Send back the records in full, character for character.

Available records:
[Begin]

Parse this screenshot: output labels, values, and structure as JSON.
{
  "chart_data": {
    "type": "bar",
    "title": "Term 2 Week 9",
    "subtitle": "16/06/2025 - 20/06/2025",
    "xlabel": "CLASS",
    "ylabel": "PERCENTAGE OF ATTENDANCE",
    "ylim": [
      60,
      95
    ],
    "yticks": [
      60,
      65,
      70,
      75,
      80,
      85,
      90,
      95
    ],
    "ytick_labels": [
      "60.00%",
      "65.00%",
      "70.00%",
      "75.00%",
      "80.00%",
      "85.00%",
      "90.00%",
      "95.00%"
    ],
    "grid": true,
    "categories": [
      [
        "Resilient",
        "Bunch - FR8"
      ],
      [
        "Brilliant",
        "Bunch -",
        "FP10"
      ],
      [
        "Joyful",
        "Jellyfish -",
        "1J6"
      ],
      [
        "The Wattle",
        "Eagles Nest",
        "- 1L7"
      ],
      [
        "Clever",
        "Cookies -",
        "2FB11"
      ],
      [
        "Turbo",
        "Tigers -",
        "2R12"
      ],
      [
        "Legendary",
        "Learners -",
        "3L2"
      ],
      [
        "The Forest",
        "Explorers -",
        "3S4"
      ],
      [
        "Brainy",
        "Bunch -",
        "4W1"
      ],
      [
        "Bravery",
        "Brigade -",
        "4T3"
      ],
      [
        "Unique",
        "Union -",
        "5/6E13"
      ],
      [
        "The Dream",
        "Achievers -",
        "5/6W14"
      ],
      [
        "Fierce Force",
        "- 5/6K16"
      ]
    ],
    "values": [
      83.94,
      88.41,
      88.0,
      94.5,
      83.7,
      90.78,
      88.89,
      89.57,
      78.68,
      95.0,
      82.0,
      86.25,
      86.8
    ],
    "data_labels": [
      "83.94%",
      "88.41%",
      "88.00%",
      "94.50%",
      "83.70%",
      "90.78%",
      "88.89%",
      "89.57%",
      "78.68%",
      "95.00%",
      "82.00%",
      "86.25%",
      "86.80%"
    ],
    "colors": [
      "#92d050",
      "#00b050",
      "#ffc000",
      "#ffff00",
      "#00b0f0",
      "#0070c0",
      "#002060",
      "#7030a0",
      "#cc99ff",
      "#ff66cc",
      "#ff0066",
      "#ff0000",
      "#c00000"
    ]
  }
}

[End]

Expected answer:
Parse this screenshot: output labels, values, and structure as JSON.
{
  "chart_data": {
    "type": "bar",
    "title": "Term 2 Week 9",
    "subtitle": "16/06/2025 - 20/06/2025",
    "xlabel": "CLASS",
    "ylabel": "PERCENTAGE OF ATTENDANCE",
    "ylim": [
      60,
      95
    ],
    "yticks": [
      60,
      65,
      70,
      75,
      80,
      85,
      90,
      95
    ],
    "ytick_labels": [
      "60.00%",
      "65.00%",
      "70.00%",
      "75.00%",
      "80.00%",
      "85.00%",
      "90.00%",
      "95.00%"
    ],
    "grid": true,
    "categories": [
      [
        "Resilient",
        "Bunch - FR8"
      ],
      [
        "Brilliant",
        "Bunch -",
        "FP10"
      ],
      [
        "Joyful",
        "Jellyfish -",
        "1J6"
      ],
      [
        "The Wattle",
        "Eagles Nest",
        "- 1L7"
      ],
      [
        "Clever",
        "Cookies -",
        "2FB11"
      ],
      [
        "Turbo",
        "Tigers -",
        "2R12"
      ],
      [
        "Legendary",
        "Learners -",
        "3L2"
      ],
      [
        "The Forest",
        "Explorers -",
        "3S4"
      ],
      [
        "Brainy",
        "Bunch -",
        "4W1"
      ],
      [
        "Bravery",
        "Brigade -",
        "4T3"
      ],
      [
        "Unique",
        "Union -",
        "5/6E13"
      ],
      [
        "The Dream",
        "Achievers -",
        "5/6W14"
      ],
      [
        "Fierce Force",
        "- 5/6K16"
      ]
    ],
    "values": [
      83.94,
      88.41,
      88.0,
      94.5,
      83.7,
      90.78,
      88.89,
      89.57,
      78.68,
      95.0,
      82.0,
      86.25,
      86.8
    ],
    "data_labels": [
      "83.94%",
      "88.41%",
      "88.00%",
      "94.50%",
      "83.70%",
      "90.78%",
      "88.89%",
      "89.57%",
      "78.68%",
      "95.00%",
      "82.00%",
      "86.25%",
      "86.80%"
    ],
    "colors": [
      "#92d050",
      "#00b050",
      "#ffc000",
      "#ffff00",
      "#00b0f0",
      "#0070c0",
      "#002060",
      "#7030a0",
      "#cc99ff",
      "#ff66cc",
      "#ff0066",
      "#ff0000",
      "#c00000"
    ]
  }
}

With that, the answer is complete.